→ **Work required**
Transcribe every entry word for word, but skip the images.

→ **Material provided**
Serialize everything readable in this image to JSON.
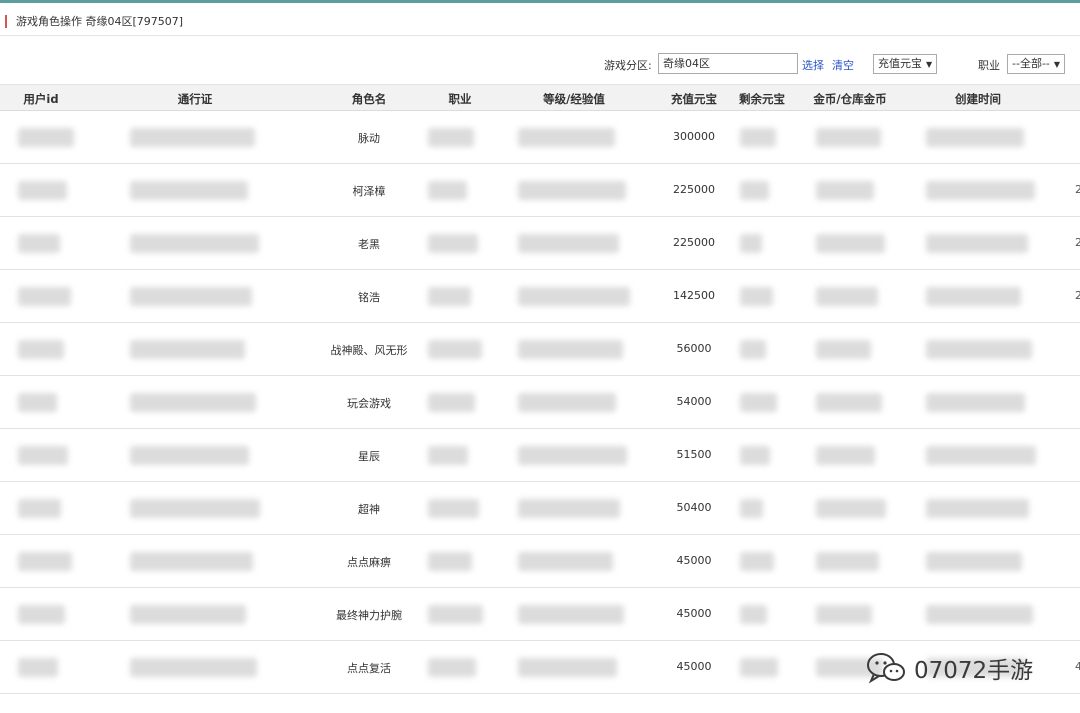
{
  "page_title": "游戏角色操作  奇缘04区[797507]",
  "filters": {
    "zone_label": "游戏分区:",
    "zone_value": "奇缘04区",
    "select_link": "选择",
    "clear_link": "清空",
    "sort_select": "充值元宝",
    "job_label": "职业",
    "job_select": "--全部--"
  },
  "columns": [
    "用户id",
    "通行证",
    "角色名",
    "职业",
    "等级/经验值",
    "充值元宝",
    "剩余元宝",
    "金币/仓库金币",
    "创建时间"
  ],
  "rows": [
    {
      "role_name": "脉动",
      "recharge": "300000"
    },
    {
      "role_name": "柯泽樟",
      "recharge": "225000"
    },
    {
      "role_name": "老黑",
      "recharge": "225000"
    },
    {
      "role_name": "铭浩",
      "recharge": "142500"
    },
    {
      "role_name": "战神殿、风无形",
      "recharge": "56000"
    },
    {
      "role_name": "玩会游戏",
      "recharge": "54000"
    },
    {
      "role_name": "星辰",
      "recharge": "51500"
    },
    {
      "role_name": "超神",
      "recharge": "50400"
    },
    {
      "role_name": "点点麻痹",
      "recharge": "45000"
    },
    {
      "role_name": "最终神力护腕",
      "recharge": "45000"
    },
    {
      "role_name": "点点复活",
      "recharge": "45000"
    }
  ],
  "edge_marks": [
    "2",
    "2",
    "2",
    "4"
  ],
  "watermark": {
    "icon": "wechat-icon",
    "text": "07072手游"
  },
  "colors": {
    "accent": "#d9534f",
    "link": "#2a55c9",
    "header_bg": "#f2f2f2"
  }
}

→ **Completed task**
Serialize everything readable in this image to JSON.
{
  "page_title": "游戏角色操作  奇缘04区[797507]",
  "filters": {
    "zone_label": "游戏分区:",
    "zone_value": "奇缘04区",
    "select_link": "选择",
    "clear_link": "清空",
    "sort_select": "充值元宝",
    "job_label": "职业",
    "job_select": "--全部--"
  },
  "columns": [
    "用户id",
    "通行证",
    "角色名",
    "职业",
    "等级/经验值",
    "充值元宝",
    "剩余元宝",
    "金币/仓库金币",
    "创建时间"
  ],
  "rows": [
    {
      "role_name": "脉动",
      "recharge": "300000"
    },
    {
      "role_name": "柯泽樟",
      "recharge": "225000"
    },
    {
      "role_name": "老黑",
      "recharge": "225000"
    },
    {
      "role_name": "铭浩",
      "recharge": "142500"
    },
    {
      "role_name": "战神殿、风无形",
      "recharge": "56000"
    },
    {
      "role_name": "玩会游戏",
      "recharge": "54000"
    },
    {
      "role_name": "星辰",
      "recharge": "51500"
    },
    {
      "role_name": "超神",
      "recharge": "50400"
    },
    {
      "role_name": "点点麻痹",
      "recharge": "45000"
    },
    {
      "role_name": "最终神力护腕",
      "recharge": "45000"
    },
    {
      "role_name": "点点复活",
      "recharge": "45000"
    }
  ],
  "edge_marks": [
    "2",
    "2",
    "2",
    "4"
  ],
  "watermark": {
    "icon": "wechat-icon",
    "text": "07072手游"
  },
  "colors": {
    "accent": "#d9534f",
    "link": "#2a55c9",
    "header_bg": "#f2f2f2"
  }
}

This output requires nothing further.